• TASK STATEMENT
Check each line of the listing below for the string "JSON", and copy the ones that have it.

• THE INPUT
§ §

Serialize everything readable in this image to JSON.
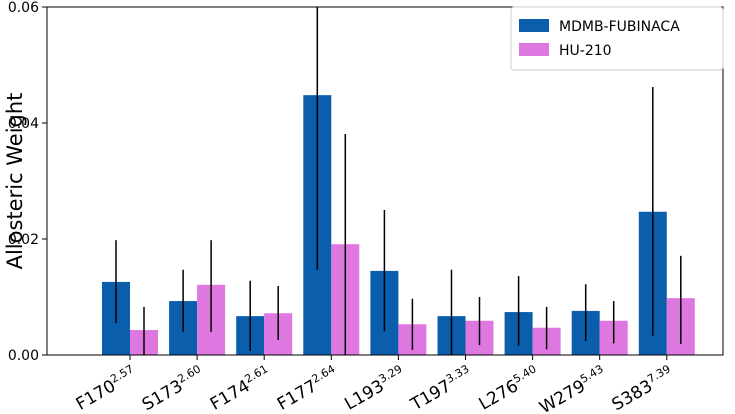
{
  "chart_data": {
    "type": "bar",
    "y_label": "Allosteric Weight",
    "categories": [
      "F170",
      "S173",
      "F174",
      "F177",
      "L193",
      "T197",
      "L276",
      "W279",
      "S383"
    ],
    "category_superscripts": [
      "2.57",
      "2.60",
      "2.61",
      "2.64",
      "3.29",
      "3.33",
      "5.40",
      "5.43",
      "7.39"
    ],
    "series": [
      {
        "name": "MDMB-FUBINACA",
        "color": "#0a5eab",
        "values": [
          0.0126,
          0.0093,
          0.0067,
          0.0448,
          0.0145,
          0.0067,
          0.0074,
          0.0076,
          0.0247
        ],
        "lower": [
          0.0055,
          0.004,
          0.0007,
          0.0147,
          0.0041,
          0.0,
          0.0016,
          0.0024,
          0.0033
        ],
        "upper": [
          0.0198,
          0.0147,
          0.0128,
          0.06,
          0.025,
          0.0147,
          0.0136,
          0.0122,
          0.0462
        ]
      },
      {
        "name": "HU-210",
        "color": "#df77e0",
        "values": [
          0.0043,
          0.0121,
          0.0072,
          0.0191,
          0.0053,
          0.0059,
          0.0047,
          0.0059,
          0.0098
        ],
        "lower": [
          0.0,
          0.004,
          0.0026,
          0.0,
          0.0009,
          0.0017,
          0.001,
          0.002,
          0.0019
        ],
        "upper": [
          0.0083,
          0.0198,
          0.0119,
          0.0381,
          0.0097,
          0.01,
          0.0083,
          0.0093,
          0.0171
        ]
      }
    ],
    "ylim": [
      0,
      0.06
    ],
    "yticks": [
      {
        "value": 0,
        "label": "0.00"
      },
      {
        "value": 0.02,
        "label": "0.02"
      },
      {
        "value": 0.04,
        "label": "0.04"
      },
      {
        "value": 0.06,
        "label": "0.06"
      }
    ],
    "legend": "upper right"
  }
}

§ §

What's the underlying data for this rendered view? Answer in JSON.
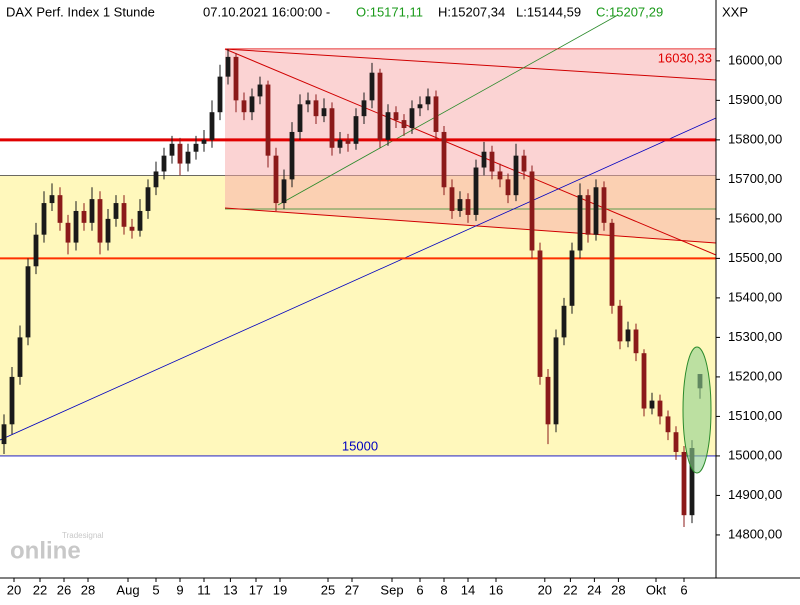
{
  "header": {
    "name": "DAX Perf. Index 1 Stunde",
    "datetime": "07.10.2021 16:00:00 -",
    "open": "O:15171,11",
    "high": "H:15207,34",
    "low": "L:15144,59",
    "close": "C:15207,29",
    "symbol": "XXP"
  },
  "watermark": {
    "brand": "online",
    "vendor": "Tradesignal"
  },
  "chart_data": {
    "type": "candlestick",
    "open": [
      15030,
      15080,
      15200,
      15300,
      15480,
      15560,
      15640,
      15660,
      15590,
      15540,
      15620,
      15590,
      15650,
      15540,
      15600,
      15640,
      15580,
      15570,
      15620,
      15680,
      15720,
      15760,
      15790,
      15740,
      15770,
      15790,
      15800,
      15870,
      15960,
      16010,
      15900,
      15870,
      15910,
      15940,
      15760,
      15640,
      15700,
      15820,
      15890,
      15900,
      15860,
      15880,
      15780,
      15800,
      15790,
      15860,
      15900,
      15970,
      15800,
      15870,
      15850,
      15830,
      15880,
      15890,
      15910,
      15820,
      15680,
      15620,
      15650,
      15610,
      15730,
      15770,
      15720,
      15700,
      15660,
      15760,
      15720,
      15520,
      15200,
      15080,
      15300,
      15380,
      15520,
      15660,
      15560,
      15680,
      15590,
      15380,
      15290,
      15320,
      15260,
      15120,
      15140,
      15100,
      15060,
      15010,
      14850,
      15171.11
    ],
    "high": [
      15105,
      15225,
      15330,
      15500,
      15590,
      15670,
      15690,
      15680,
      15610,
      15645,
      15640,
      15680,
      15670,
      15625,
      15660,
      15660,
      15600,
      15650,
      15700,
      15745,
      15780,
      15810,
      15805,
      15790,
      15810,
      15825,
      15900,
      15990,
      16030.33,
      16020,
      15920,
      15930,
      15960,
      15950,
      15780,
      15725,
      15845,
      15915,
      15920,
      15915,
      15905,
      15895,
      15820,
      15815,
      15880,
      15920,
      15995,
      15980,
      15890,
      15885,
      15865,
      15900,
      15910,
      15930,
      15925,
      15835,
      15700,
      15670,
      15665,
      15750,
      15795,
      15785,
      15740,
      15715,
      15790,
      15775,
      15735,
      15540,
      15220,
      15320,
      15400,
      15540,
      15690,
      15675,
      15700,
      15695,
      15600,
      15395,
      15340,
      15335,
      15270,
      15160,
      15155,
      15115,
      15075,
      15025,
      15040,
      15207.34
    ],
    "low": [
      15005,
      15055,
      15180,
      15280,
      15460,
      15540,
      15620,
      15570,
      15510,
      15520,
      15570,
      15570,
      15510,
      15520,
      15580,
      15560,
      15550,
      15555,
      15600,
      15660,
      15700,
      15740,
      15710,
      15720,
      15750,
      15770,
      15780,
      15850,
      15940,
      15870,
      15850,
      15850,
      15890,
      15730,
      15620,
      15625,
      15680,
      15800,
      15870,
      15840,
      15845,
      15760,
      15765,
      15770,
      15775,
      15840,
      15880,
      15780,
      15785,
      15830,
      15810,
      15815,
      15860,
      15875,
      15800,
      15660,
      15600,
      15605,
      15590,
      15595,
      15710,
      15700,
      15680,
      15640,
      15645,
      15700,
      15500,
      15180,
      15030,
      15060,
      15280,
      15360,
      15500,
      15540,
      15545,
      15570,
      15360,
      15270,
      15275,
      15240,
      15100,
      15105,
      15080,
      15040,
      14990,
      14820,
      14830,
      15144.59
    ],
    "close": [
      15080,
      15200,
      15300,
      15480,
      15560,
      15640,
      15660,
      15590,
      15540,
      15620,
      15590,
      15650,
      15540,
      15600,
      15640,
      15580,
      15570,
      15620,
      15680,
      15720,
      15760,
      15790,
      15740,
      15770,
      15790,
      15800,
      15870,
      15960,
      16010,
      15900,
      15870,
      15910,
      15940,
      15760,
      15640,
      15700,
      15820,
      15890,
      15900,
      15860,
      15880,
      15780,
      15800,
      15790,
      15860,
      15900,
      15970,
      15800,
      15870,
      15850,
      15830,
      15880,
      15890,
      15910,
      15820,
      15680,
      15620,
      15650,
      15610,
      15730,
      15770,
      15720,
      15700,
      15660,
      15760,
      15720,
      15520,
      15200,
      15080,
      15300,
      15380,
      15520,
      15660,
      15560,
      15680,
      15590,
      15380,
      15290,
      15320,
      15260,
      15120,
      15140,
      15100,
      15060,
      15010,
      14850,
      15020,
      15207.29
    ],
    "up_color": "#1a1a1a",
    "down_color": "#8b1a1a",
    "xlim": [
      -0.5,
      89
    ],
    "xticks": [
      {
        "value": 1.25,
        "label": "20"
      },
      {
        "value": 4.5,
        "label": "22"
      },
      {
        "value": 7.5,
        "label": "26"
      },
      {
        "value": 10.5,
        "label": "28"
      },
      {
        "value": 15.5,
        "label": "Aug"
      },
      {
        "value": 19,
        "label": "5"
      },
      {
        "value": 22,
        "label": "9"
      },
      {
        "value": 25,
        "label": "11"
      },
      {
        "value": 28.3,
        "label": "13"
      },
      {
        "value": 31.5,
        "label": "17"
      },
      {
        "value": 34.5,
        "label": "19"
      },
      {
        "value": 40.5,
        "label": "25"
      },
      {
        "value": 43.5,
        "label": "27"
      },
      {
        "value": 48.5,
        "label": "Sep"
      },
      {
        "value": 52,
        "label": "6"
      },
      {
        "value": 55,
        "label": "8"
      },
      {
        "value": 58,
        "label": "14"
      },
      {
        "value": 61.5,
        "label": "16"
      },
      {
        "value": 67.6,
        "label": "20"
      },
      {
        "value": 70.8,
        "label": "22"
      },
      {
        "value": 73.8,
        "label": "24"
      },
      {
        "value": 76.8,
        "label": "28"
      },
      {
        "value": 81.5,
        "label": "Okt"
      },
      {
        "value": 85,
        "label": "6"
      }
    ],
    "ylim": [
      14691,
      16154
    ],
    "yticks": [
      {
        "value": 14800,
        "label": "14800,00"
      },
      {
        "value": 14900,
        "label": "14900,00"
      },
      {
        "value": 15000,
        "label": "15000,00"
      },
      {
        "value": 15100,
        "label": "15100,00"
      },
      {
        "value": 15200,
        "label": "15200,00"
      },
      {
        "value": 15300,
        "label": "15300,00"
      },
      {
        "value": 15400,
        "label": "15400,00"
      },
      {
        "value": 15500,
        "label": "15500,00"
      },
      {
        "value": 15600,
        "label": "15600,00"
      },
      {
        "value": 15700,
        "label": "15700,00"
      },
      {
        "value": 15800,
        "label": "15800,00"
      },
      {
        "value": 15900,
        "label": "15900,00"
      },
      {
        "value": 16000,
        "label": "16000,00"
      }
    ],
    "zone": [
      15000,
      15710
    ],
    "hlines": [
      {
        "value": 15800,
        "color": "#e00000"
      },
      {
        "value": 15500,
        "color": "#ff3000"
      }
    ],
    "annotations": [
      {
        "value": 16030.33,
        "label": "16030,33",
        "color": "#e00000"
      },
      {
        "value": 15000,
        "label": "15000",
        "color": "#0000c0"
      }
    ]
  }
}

§ §

• REPLY
Serialize everything readable in this image to JSON.
What's the underlying data for this rendered view? Answer in JSON.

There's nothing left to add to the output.